◆ **Provided data**:
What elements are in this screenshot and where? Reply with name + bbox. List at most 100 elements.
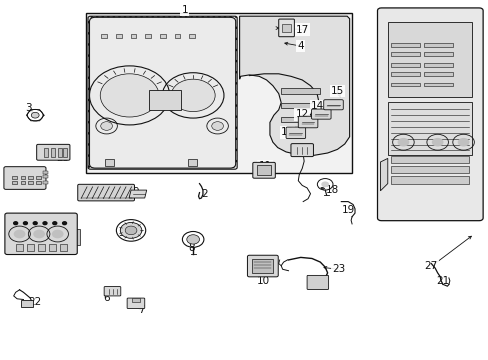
Text: 22: 22 xyxy=(28,297,42,307)
Text: 15: 15 xyxy=(330,86,344,96)
Text: 24: 24 xyxy=(43,235,57,246)
Circle shape xyxy=(33,230,45,238)
Bar xyxy=(390,176,468,184)
Polygon shape xyxy=(239,16,349,156)
Bar xyxy=(20,300,33,307)
Circle shape xyxy=(457,138,468,147)
Bar xyxy=(390,52,419,56)
Circle shape xyxy=(397,138,408,147)
Bar xyxy=(44,148,48,157)
Bar xyxy=(6,229,11,245)
FancyBboxPatch shape xyxy=(89,17,235,168)
Bar xyxy=(174,34,180,38)
Text: 8: 8 xyxy=(188,243,195,253)
Circle shape xyxy=(186,235,199,244)
Bar xyxy=(130,34,136,38)
FancyBboxPatch shape xyxy=(104,287,121,296)
Text: 10: 10 xyxy=(256,276,269,286)
Bar xyxy=(189,34,195,38)
Bar xyxy=(20,181,25,184)
FancyBboxPatch shape xyxy=(247,255,278,277)
Bar xyxy=(49,244,56,251)
Circle shape xyxy=(43,222,47,225)
Text: 14: 14 xyxy=(310,101,324,111)
FancyBboxPatch shape xyxy=(88,16,237,169)
Text: 26: 26 xyxy=(14,179,27,189)
Bar xyxy=(60,244,67,251)
FancyBboxPatch shape xyxy=(377,8,482,221)
Polygon shape xyxy=(129,190,146,198)
Bar xyxy=(12,176,17,179)
FancyBboxPatch shape xyxy=(278,19,294,37)
Bar xyxy=(256,165,271,175)
Bar xyxy=(38,244,45,251)
Text: 23: 23 xyxy=(331,264,345,274)
Bar xyxy=(390,43,419,47)
Bar xyxy=(16,244,23,251)
FancyBboxPatch shape xyxy=(4,167,46,189)
FancyBboxPatch shape xyxy=(78,184,134,201)
Text: 9: 9 xyxy=(132,186,139,197)
Bar xyxy=(160,34,165,38)
Circle shape xyxy=(52,230,63,238)
FancyBboxPatch shape xyxy=(323,100,343,110)
Bar xyxy=(43,171,48,174)
Bar xyxy=(51,148,55,157)
FancyBboxPatch shape xyxy=(285,127,305,139)
Text: 20: 20 xyxy=(294,146,306,156)
Text: 7: 7 xyxy=(138,305,145,315)
Circle shape xyxy=(431,138,443,147)
FancyBboxPatch shape xyxy=(298,116,317,128)
Bar xyxy=(85,13,351,173)
Bar xyxy=(424,43,452,47)
Circle shape xyxy=(31,112,39,118)
Bar xyxy=(390,83,419,86)
Text: 6: 6 xyxy=(103,293,110,303)
Bar xyxy=(281,117,315,122)
Bar xyxy=(58,148,61,157)
Bar xyxy=(387,22,471,97)
Circle shape xyxy=(125,226,137,235)
Circle shape xyxy=(171,79,215,112)
Text: 27: 27 xyxy=(424,261,437,271)
Text: 12: 12 xyxy=(295,109,308,120)
Bar xyxy=(145,34,151,38)
Text: 4: 4 xyxy=(297,41,304,51)
Circle shape xyxy=(53,222,57,225)
Bar xyxy=(424,52,452,56)
Circle shape xyxy=(321,181,328,187)
Bar xyxy=(20,176,25,179)
Bar xyxy=(424,83,452,86)
Bar xyxy=(387,102,471,155)
FancyBboxPatch shape xyxy=(290,144,313,157)
Bar xyxy=(390,156,468,163)
Text: 21: 21 xyxy=(435,276,448,286)
FancyBboxPatch shape xyxy=(306,275,328,289)
Text: 3: 3 xyxy=(25,103,32,113)
Text: 5: 5 xyxy=(118,228,124,238)
Bar xyxy=(36,176,41,179)
Bar xyxy=(27,244,34,251)
Bar xyxy=(281,24,291,32)
Bar xyxy=(75,229,80,245)
Bar xyxy=(105,159,114,166)
Bar xyxy=(252,259,273,273)
Text: 18: 18 xyxy=(325,185,339,195)
Text: 25: 25 xyxy=(56,153,69,163)
Circle shape xyxy=(23,222,27,225)
Text: 2: 2 xyxy=(201,189,207,199)
Bar xyxy=(281,88,320,94)
Circle shape xyxy=(14,222,18,225)
Bar xyxy=(424,63,452,67)
Bar xyxy=(149,90,181,110)
Circle shape xyxy=(62,222,66,225)
Text: 11: 11 xyxy=(258,161,271,171)
Bar xyxy=(28,181,33,184)
Text: 16: 16 xyxy=(90,189,103,199)
FancyBboxPatch shape xyxy=(5,213,77,255)
FancyBboxPatch shape xyxy=(127,298,144,309)
Text: 1: 1 xyxy=(181,5,188,15)
Circle shape xyxy=(14,230,25,238)
Bar xyxy=(28,176,33,179)
FancyBboxPatch shape xyxy=(252,162,275,178)
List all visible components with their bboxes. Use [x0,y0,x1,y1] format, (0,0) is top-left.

◆ **Set exercise**:
Reproduce the records above line for line, word for word, leaving out the pictures.

◆ **Written answer**:
What elements are in this screenshot and where? Reply with name + bbox. List at most 100 elements.
Text: 22: 22 xyxy=(28,297,42,307)
Text: 15: 15 xyxy=(330,86,344,96)
Text: 24: 24 xyxy=(43,235,57,246)
Circle shape xyxy=(33,230,45,238)
Bar xyxy=(390,176,468,184)
Polygon shape xyxy=(239,16,349,156)
Bar xyxy=(20,300,33,307)
Circle shape xyxy=(457,138,468,147)
Bar xyxy=(390,52,419,56)
Circle shape xyxy=(397,138,408,147)
Bar xyxy=(44,148,48,157)
Bar xyxy=(6,229,11,245)
FancyBboxPatch shape xyxy=(89,17,235,168)
Bar xyxy=(174,34,180,38)
Text: 8: 8 xyxy=(188,243,195,253)
Circle shape xyxy=(186,235,199,244)
Bar xyxy=(130,34,136,38)
FancyBboxPatch shape xyxy=(104,287,121,296)
Text: 10: 10 xyxy=(256,276,269,286)
Bar xyxy=(189,34,195,38)
Bar xyxy=(20,181,25,184)
FancyBboxPatch shape xyxy=(247,255,278,277)
Bar xyxy=(49,244,56,251)
Circle shape xyxy=(43,222,47,225)
Text: 14: 14 xyxy=(310,101,324,111)
FancyBboxPatch shape xyxy=(88,16,237,169)
Text: 26: 26 xyxy=(14,179,27,189)
Bar xyxy=(60,244,67,251)
FancyBboxPatch shape xyxy=(377,8,482,221)
Polygon shape xyxy=(129,190,146,198)
Bar xyxy=(12,176,17,179)
FancyBboxPatch shape xyxy=(278,19,294,37)
Bar xyxy=(256,165,271,175)
Bar xyxy=(38,244,45,251)
Text: 23: 23 xyxy=(331,264,345,274)
Bar xyxy=(390,43,419,47)
Bar xyxy=(16,244,23,251)
FancyBboxPatch shape xyxy=(4,167,46,189)
FancyBboxPatch shape xyxy=(78,184,134,201)
Text: 9: 9 xyxy=(132,186,139,197)
Bar xyxy=(160,34,165,38)
Circle shape xyxy=(52,230,63,238)
FancyBboxPatch shape xyxy=(323,100,343,110)
Bar xyxy=(43,171,48,174)
Bar xyxy=(51,148,55,157)
FancyBboxPatch shape xyxy=(285,127,305,139)
Text: 20: 20 xyxy=(294,146,306,156)
Text: 7: 7 xyxy=(138,305,145,315)
Circle shape xyxy=(431,138,443,147)
FancyBboxPatch shape xyxy=(298,116,317,128)
Bar xyxy=(85,13,351,173)
Bar xyxy=(424,43,452,47)
Circle shape xyxy=(31,112,39,118)
Bar xyxy=(390,83,419,86)
Text: 6: 6 xyxy=(103,293,110,303)
Bar xyxy=(281,117,315,122)
Bar xyxy=(58,148,61,157)
Bar xyxy=(387,22,471,97)
Circle shape xyxy=(125,226,137,235)
Circle shape xyxy=(171,79,215,112)
Text: 27: 27 xyxy=(424,261,437,271)
Text: 12: 12 xyxy=(295,109,308,120)
Bar xyxy=(145,34,151,38)
Text: 4: 4 xyxy=(297,41,304,51)
Circle shape xyxy=(53,222,57,225)
Bar xyxy=(424,52,452,56)
Circle shape xyxy=(321,181,328,187)
Bar xyxy=(20,176,25,179)
Bar xyxy=(424,83,452,86)
Bar xyxy=(387,102,471,155)
FancyBboxPatch shape xyxy=(290,144,313,157)
Bar xyxy=(390,156,468,163)
Text: 21: 21 xyxy=(435,276,448,286)
FancyBboxPatch shape xyxy=(306,275,328,289)
Text: 3: 3 xyxy=(25,103,32,113)
Text: 5: 5 xyxy=(118,228,124,238)
Bar xyxy=(36,176,41,179)
Bar xyxy=(27,244,34,251)
Bar xyxy=(281,24,291,32)
Bar xyxy=(75,229,80,245)
Bar xyxy=(105,159,114,166)
Bar xyxy=(252,259,273,273)
Text: 18: 18 xyxy=(325,185,339,195)
Text: 25: 25 xyxy=(56,153,69,163)
Circle shape xyxy=(23,222,27,225)
Text: 2: 2 xyxy=(201,189,207,199)
Bar xyxy=(281,88,320,94)
Circle shape xyxy=(14,222,18,225)
Bar xyxy=(424,63,452,67)
Bar xyxy=(149,90,181,110)
Circle shape xyxy=(62,222,66,225)
Text: 11: 11 xyxy=(258,161,271,171)
Bar xyxy=(28,181,33,184)
Text: 16: 16 xyxy=(90,189,103,199)
FancyBboxPatch shape xyxy=(5,213,77,255)
FancyBboxPatch shape xyxy=(127,298,144,309)
Text: 1: 1 xyxy=(181,5,188,15)
Circle shape xyxy=(14,230,25,238)
Bar xyxy=(28,176,33,179)
FancyBboxPatch shape xyxy=(252,162,275,178)
List all visible components with their bboxes. Use [x0,y0,x1,y1] format, (0,0) is top-left.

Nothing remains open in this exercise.